• [YOUR GOAL]:
Return the listing below unchanged, minus its pictures.

--- start of MATERIAL SHOWN ---

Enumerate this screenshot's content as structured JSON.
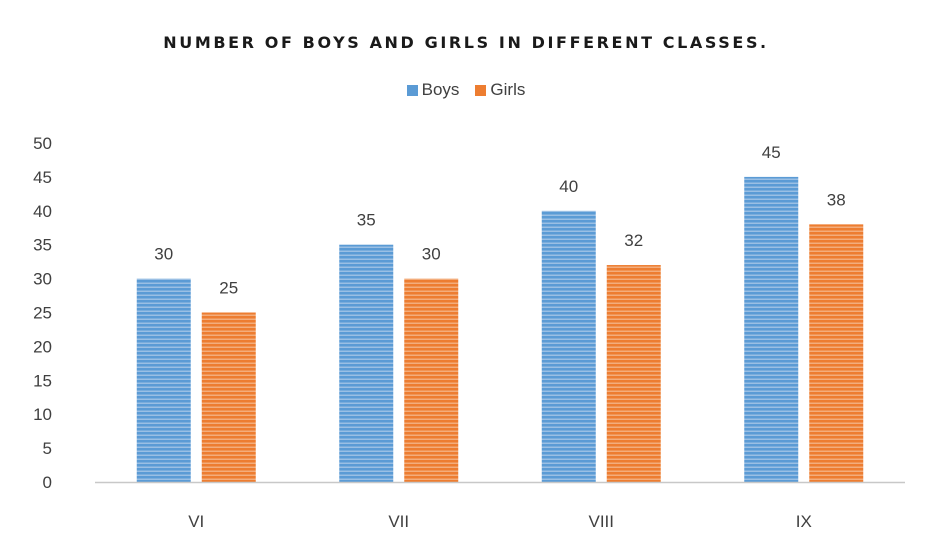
{
  "chart_data": {
    "type": "bar",
    "title": "NUMBER OF BOYS AND GIRLS IN DIFFERENT  CLASSES.",
    "xlabel": "",
    "ylabel": "",
    "categories": [
      "VI",
      "VII",
      "VIII",
      "IX"
    ],
    "series": [
      {
        "name": "Boys",
        "values": [
          30,
          35,
          40,
          45
        ],
        "color": "#5b9bd5"
      },
      {
        "name": "Girls",
        "values": [
          25,
          30,
          32,
          38
        ],
        "color": "#ed7d31"
      }
    ],
    "ylim": [
      0,
      50
    ],
    "yticks": [
      "0",
      "5",
      "10",
      "15",
      "20",
      "25",
      "30",
      "35",
      "40",
      "45",
      "50"
    ],
    "data_labels": true,
    "grid": false,
    "legend_position": "top"
  }
}
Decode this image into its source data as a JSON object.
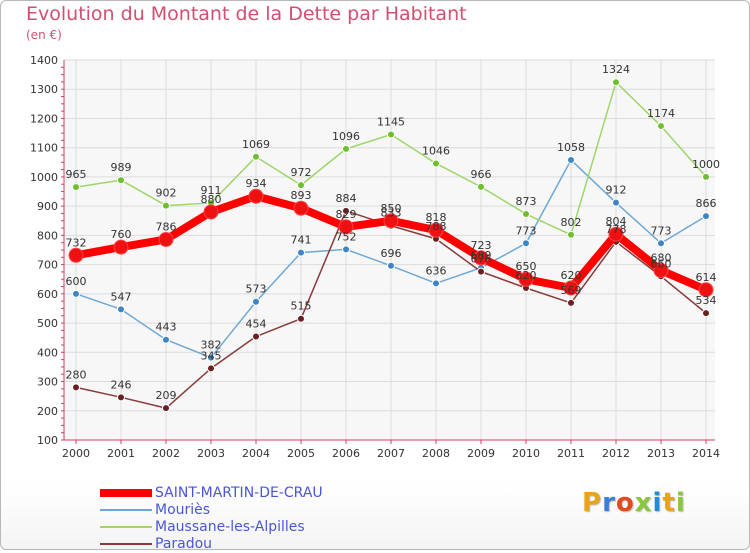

--- end of MATERIAL SHOWN ---

• [EXERCISE ANSWER]:
Enumerate this screenshot's content as structured JSON.
{
  "chart_data": {
    "type": "bar",
    "title": "NUMBER OF BOYS AND GIRLS IN DIFFERENT  CLASSES.",
    "xlabel": "",
    "ylabel": "",
    "categories": [
      "VI",
      "VII",
      "VIII",
      "IX"
    ],
    "series": [
      {
        "name": "Boys",
        "values": [
          30,
          35,
          40,
          45
        ],
        "color": "#5b9bd5"
      },
      {
        "name": "Girls",
        "values": [
          25,
          30,
          32,
          38
        ],
        "color": "#ed7d31"
      }
    ],
    "ylim": [
      0,
      50
    ],
    "yticks": [
      "0",
      "5",
      "10",
      "15",
      "20",
      "25",
      "30",
      "35",
      "40",
      "45",
      "50"
    ],
    "data_labels": true,
    "grid": false,
    "legend_position": "top"
  }
}
Decode this image into its source data as a JSON object.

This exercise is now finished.